Brief » Search the records for "name". Copy every line where it appears.
--- begin Provided records ---
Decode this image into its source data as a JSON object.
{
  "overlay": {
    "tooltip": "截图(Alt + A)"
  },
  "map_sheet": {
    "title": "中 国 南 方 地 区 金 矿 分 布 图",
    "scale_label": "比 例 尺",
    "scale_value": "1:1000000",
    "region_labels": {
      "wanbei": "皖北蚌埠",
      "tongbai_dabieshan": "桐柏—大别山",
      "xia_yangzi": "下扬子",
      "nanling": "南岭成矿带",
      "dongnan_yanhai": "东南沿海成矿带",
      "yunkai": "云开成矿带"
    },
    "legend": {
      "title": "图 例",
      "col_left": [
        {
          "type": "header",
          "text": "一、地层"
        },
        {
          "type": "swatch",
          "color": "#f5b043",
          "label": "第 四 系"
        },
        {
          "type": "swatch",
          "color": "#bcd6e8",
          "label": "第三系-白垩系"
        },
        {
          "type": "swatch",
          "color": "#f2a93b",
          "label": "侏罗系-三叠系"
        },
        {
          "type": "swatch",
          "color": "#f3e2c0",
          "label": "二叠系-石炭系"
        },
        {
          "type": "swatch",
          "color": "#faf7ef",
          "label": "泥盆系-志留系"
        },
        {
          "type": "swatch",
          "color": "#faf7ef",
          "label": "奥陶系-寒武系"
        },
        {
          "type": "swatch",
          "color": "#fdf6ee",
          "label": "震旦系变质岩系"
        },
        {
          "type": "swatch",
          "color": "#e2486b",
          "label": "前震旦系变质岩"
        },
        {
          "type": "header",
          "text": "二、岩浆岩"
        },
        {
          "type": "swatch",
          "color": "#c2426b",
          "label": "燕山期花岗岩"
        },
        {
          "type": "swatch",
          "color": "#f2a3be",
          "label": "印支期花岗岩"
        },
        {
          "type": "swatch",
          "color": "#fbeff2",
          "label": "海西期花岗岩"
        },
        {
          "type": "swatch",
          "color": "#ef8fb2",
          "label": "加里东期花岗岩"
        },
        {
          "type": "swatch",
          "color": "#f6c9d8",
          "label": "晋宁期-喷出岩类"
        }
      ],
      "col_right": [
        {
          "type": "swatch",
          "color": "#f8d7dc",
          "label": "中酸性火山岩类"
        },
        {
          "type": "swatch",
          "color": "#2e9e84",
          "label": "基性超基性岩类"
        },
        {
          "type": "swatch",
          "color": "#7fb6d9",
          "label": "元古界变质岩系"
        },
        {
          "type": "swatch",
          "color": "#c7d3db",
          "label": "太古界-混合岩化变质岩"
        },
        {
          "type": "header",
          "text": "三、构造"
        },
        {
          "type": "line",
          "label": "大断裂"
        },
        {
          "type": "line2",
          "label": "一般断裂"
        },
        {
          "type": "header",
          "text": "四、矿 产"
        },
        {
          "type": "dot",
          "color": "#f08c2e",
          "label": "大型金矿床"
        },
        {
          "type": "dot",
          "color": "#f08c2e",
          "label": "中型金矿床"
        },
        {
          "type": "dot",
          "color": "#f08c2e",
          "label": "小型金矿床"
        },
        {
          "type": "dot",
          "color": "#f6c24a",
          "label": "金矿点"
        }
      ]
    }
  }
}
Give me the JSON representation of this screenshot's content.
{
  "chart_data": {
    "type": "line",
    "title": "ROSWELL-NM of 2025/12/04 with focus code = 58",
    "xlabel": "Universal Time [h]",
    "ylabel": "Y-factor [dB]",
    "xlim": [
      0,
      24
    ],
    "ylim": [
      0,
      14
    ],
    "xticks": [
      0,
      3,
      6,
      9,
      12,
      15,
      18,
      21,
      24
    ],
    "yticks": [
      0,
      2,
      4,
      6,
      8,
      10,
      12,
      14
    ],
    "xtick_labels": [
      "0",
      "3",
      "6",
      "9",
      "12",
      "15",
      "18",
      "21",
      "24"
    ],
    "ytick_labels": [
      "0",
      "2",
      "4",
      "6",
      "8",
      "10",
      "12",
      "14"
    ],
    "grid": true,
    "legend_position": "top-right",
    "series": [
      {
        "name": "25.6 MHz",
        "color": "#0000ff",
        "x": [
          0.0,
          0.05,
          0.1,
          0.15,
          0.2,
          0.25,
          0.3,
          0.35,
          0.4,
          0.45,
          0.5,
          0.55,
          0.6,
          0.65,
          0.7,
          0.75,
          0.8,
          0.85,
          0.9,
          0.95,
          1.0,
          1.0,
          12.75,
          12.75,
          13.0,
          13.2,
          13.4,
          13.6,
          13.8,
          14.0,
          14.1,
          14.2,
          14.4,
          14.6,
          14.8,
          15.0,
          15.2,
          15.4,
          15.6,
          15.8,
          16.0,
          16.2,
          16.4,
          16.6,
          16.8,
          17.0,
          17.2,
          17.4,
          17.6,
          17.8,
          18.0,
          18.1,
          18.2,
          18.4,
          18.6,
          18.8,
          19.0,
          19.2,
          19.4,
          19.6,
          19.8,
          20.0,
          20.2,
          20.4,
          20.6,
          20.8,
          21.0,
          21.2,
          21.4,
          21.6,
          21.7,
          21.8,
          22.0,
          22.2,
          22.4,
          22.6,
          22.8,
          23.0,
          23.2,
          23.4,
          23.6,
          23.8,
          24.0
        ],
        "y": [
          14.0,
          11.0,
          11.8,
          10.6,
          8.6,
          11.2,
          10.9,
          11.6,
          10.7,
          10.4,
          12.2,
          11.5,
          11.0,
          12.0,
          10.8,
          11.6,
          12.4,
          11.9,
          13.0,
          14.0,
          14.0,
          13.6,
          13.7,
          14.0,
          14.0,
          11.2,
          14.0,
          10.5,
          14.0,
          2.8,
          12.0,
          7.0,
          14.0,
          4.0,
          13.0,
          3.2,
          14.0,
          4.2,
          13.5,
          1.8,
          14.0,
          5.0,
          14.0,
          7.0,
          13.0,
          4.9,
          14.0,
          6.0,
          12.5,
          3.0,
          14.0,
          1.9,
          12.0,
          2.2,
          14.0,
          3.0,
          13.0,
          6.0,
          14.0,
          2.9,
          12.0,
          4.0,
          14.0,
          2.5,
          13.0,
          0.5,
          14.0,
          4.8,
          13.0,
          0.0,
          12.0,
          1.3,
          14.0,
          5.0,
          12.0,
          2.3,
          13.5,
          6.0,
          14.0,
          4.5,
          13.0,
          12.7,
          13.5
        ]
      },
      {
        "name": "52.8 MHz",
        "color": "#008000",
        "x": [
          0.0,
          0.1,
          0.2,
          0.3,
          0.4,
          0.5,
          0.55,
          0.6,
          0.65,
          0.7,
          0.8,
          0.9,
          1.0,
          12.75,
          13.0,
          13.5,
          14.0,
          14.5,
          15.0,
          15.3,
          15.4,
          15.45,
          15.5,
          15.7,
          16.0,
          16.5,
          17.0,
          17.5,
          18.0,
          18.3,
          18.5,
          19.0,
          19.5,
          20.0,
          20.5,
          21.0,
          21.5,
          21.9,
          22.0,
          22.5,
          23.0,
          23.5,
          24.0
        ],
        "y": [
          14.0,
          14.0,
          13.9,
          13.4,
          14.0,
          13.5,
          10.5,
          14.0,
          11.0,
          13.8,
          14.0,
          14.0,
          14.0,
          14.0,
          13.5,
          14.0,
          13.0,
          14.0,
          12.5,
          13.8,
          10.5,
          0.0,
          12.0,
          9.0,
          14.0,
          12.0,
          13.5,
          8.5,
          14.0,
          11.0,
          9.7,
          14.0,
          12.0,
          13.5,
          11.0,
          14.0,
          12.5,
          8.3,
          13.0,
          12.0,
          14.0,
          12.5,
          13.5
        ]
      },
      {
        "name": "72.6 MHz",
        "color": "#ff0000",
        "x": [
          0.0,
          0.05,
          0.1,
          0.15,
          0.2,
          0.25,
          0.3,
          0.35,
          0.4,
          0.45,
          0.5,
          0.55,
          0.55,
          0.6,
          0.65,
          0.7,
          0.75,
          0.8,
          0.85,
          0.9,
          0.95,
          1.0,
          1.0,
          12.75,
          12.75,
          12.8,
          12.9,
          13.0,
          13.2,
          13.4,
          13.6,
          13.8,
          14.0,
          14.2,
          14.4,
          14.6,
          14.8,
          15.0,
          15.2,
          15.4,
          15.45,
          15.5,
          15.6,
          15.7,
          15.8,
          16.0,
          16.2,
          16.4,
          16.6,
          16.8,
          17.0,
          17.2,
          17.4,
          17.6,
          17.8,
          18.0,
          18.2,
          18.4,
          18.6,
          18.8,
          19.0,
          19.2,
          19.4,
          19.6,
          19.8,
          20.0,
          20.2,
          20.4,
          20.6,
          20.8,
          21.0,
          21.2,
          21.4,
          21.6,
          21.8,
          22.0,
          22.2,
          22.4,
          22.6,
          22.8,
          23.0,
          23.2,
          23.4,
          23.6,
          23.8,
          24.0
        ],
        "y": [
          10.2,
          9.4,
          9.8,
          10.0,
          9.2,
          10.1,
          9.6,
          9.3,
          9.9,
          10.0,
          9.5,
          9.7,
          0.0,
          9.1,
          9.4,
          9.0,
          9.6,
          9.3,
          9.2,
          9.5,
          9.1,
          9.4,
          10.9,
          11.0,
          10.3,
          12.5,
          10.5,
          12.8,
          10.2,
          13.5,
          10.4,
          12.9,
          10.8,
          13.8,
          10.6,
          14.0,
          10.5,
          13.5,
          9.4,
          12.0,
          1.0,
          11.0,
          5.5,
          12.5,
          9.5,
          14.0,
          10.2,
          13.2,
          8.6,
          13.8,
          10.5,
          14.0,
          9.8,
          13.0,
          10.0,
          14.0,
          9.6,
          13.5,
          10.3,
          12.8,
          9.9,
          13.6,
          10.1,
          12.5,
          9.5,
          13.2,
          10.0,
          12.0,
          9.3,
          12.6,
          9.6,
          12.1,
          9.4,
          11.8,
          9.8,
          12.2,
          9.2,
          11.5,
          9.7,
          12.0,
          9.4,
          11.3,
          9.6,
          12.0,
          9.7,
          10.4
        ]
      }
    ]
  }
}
--- end Provided records ---
Full response »
        "name": "25.6 MHz",
        "name": "52.8 MHz",
        "name": "72.6 MHz",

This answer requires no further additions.